▶ **Instructions to follow**
Each record below should be repeated precisely as written.

▶ **Stored records**
====================

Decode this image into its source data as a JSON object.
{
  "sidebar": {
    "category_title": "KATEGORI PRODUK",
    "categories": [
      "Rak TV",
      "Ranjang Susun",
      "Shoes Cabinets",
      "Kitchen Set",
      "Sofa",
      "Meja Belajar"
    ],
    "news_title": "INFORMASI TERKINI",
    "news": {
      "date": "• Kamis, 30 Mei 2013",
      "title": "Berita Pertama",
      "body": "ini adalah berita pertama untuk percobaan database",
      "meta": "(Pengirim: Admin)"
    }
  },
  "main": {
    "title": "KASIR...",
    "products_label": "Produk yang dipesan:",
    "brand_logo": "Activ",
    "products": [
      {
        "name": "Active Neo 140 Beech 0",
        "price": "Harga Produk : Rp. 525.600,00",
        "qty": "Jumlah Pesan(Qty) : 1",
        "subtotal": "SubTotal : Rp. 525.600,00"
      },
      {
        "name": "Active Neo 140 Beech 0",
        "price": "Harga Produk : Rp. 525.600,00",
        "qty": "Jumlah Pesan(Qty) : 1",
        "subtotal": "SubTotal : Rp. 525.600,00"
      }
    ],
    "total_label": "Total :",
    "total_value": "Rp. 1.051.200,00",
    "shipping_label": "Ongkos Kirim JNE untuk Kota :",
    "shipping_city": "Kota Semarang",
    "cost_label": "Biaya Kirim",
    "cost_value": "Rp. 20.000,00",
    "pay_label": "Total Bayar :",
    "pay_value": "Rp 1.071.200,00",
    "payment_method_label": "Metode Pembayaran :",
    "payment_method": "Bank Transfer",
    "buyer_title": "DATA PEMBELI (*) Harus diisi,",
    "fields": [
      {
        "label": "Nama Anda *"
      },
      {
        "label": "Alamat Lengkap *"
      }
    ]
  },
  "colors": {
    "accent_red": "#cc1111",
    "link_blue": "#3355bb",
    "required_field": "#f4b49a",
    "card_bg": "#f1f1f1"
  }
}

====================

▶ **Result of the exercise**
Decode this image into its source data as a JSON object.
{
  "sidebar": {
    "category_title": "KATEGORI PRODUK",
    "categories": [
      "Rak TV",
      "Ranjang Susun",
      "Shoes Cabinets",
      "Kitchen Set",
      "Sofa",
      "Meja Belajar"
    ],
    "news_title": "INFORMASI TERKINI",
    "news": {
      "date": "• Kamis, 30 Mei 2013",
      "title": "Berita Pertama",
      "body": "ini adalah berita pertama untuk percobaan database",
      "meta": "(Pengirim: Admin)"
    }
  },
  "main": {
    "title": "KASIR...",
    "products_label": "Produk yang dipesan:",
    "brand_logo": "Activ",
    "products": [
      {
        "name": "Active Neo 140 Beech 0",
        "price": "Harga Produk : Rp. 525.600,00",
        "qty": "Jumlah Pesan(Qty) : 1",
        "subtotal": "SubTotal : Rp. 525.600,00"
      },
      {
        "name": "Active Neo 140 Beech 0",
        "price": "Harga Produk : Rp. 525.600,00",
        "qty": "Jumlah Pesan(Qty) : 1",
        "subtotal": "SubTotal : Rp. 525.600,00"
      }
    ],
    "total_label": "Total :",
    "total_value": "Rp. 1.051.200,00",
    "shipping_label": "Ongkos Kirim JNE untuk Kota :",
    "shipping_city": "Kota Semarang",
    "cost_label": "Biaya Kirim",
    "cost_value": "Rp. 20.000,00",
    "pay_label": "Total Bayar :",
    "pay_value": "Rp 1.071.200,00",
    "payment_method_label": "Metode Pembayaran :",
    "payment_method": "Bank Transfer",
    "buyer_title": "DATA PEMBELI (*) Harus diisi,",
    "fields": [
      {
        "label": "Nama Anda *"
      },
      {
        "label": "Alamat Lengkap *"
      }
    ]
  },
  "colors": {
    "accent_red": "#cc1111",
    "link_blue": "#3355bb",
    "required_field": "#f4b49a",
    "card_bg": "#f1f1f1"
  }
}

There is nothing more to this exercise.